======== Supplied records ========
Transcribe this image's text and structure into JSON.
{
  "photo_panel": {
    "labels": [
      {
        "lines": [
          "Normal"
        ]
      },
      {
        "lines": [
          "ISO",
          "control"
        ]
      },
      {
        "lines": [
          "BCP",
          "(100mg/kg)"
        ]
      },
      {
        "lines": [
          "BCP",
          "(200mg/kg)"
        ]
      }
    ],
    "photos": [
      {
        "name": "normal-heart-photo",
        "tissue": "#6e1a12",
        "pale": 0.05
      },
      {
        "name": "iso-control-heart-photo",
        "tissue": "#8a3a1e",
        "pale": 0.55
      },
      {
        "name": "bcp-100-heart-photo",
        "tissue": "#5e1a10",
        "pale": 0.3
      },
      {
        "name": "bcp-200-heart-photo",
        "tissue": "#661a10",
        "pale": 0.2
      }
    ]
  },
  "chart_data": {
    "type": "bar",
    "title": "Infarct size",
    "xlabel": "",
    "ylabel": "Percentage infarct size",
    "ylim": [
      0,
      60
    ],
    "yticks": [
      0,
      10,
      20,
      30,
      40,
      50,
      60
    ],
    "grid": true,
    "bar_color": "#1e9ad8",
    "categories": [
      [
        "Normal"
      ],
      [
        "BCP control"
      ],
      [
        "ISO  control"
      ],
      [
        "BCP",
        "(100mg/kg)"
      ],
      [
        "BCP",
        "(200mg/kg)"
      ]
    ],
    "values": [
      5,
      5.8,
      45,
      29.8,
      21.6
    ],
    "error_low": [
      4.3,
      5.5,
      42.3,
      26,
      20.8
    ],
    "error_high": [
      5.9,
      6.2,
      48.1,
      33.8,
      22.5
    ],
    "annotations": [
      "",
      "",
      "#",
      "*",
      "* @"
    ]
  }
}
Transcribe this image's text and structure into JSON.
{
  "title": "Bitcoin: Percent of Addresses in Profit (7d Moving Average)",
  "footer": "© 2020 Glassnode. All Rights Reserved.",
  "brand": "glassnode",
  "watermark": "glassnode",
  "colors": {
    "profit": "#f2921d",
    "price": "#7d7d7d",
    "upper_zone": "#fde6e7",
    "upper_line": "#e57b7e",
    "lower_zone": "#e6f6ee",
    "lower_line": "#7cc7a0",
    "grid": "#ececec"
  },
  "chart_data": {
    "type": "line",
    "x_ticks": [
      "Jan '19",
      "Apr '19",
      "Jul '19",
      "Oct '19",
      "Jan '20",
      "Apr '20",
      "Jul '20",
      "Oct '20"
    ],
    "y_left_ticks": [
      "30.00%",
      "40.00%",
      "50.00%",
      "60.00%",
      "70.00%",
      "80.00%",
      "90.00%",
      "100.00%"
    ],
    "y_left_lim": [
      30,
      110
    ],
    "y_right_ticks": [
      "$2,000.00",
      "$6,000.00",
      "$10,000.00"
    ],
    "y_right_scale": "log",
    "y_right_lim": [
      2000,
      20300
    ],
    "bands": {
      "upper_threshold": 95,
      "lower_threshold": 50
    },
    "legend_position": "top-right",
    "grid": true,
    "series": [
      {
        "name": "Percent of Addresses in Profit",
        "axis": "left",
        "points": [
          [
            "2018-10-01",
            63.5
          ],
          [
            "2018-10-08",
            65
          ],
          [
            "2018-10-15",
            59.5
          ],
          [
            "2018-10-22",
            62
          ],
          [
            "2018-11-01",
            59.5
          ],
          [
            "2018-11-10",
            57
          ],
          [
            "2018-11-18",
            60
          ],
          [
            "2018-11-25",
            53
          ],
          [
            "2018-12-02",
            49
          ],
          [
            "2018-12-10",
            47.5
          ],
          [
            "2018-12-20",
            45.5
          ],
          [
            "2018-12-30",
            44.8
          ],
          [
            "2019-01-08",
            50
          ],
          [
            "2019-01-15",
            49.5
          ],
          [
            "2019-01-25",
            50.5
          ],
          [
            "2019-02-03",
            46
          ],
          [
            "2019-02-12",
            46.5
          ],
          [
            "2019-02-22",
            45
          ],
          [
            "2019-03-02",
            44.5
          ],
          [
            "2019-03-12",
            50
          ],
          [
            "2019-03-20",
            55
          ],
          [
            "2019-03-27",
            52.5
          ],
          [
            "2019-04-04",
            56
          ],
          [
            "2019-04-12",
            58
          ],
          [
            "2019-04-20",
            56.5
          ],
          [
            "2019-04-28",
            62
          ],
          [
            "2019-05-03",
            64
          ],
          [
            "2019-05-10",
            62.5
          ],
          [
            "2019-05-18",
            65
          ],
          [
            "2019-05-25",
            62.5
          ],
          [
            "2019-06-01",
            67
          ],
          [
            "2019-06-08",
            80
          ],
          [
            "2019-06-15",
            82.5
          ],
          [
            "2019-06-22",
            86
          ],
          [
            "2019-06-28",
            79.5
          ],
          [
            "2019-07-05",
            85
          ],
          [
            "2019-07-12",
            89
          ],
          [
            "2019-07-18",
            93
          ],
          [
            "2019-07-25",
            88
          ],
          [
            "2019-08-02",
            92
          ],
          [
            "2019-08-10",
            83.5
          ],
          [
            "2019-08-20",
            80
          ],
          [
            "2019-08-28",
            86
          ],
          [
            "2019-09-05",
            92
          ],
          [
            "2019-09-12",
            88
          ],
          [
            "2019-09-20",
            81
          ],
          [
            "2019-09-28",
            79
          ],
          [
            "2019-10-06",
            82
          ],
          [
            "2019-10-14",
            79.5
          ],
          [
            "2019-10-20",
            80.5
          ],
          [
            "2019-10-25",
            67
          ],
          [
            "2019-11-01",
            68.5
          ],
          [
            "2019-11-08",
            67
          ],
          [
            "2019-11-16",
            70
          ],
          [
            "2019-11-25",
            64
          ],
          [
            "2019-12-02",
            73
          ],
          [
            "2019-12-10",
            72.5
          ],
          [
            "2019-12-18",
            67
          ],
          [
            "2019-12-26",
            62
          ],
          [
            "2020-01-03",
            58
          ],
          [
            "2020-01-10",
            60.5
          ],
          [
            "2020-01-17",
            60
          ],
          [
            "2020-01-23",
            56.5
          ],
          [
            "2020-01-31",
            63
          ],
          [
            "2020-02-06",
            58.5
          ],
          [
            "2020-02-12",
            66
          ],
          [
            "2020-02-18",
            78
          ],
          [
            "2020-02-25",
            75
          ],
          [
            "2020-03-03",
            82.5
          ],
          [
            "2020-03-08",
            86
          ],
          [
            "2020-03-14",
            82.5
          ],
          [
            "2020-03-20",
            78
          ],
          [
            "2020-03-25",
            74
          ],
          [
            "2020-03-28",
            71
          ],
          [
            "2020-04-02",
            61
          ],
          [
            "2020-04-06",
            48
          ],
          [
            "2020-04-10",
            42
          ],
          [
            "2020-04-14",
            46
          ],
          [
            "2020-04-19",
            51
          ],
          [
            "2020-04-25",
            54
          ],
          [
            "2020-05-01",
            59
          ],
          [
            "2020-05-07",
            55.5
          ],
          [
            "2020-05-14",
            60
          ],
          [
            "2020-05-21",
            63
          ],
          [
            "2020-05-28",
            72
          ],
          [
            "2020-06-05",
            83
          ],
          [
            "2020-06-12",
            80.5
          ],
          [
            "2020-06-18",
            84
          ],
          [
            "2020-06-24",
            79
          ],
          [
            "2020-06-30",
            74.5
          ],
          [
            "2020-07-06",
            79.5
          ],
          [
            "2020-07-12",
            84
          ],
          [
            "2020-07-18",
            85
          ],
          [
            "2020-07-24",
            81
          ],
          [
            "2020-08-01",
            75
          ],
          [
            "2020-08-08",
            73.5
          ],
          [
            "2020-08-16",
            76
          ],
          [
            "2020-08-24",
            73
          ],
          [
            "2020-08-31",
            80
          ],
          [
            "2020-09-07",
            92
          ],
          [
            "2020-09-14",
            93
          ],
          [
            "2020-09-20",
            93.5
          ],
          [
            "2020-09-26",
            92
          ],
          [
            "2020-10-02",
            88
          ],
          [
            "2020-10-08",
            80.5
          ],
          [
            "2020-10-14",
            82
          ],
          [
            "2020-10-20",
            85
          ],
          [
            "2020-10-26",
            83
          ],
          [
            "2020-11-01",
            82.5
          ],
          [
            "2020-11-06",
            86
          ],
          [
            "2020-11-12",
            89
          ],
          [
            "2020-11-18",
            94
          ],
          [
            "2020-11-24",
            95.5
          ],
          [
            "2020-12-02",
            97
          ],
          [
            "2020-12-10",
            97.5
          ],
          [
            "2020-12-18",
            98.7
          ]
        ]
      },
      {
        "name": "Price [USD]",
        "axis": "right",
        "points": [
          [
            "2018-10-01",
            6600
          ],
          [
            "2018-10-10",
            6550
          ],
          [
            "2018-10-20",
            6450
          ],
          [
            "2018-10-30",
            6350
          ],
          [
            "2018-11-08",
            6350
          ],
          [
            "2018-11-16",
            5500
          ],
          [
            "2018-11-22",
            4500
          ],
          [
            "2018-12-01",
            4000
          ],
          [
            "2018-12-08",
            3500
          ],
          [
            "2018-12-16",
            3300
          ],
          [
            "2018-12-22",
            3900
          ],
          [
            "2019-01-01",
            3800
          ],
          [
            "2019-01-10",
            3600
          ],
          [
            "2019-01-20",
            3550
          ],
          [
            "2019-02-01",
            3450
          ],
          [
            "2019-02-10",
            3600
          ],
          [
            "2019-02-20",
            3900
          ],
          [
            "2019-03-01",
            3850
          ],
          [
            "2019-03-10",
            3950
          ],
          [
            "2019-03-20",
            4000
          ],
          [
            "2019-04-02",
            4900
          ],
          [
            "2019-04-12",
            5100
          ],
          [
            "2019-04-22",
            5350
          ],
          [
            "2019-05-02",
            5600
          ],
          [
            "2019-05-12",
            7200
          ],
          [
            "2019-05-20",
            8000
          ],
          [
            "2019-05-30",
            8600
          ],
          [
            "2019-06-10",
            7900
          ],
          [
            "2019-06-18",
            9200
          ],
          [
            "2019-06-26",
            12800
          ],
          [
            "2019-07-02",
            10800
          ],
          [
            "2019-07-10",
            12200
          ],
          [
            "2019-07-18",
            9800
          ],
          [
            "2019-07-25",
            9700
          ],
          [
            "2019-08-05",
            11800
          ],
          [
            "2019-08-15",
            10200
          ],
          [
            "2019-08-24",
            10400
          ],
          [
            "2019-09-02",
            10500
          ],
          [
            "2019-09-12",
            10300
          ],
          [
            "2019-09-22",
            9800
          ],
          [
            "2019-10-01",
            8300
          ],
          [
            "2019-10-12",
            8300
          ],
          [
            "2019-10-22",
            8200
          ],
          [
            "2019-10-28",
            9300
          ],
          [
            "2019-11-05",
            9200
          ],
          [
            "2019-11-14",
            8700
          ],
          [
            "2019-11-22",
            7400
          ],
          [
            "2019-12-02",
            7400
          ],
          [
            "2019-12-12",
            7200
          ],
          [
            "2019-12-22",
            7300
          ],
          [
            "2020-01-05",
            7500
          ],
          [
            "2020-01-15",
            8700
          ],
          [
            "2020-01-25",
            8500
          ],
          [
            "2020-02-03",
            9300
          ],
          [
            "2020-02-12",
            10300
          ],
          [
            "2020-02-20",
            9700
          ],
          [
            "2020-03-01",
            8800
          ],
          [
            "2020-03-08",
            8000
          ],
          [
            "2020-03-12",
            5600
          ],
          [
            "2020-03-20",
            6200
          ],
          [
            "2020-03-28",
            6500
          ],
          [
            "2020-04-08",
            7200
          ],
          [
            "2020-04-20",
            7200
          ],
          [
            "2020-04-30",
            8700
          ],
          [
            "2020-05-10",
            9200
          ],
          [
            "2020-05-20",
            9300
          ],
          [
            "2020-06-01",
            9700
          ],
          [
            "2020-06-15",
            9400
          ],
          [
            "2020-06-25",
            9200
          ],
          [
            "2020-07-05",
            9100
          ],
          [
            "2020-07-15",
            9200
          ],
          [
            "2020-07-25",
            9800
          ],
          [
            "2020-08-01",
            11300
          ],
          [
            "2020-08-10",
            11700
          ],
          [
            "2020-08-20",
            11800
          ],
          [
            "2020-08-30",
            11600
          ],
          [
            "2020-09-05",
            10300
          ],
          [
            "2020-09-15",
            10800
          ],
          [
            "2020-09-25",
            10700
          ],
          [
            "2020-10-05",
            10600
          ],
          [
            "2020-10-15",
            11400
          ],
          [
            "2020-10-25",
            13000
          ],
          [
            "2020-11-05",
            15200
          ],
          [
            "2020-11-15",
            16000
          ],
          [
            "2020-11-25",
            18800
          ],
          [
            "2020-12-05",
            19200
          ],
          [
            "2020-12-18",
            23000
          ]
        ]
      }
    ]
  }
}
========
> [Aim of the exercise]:
From the data above, copy each line that has the string "control".

> [Result below]:
          "control"
        "name": "iso-control-heart-photo",
        "BCP control"
        "ISO  control"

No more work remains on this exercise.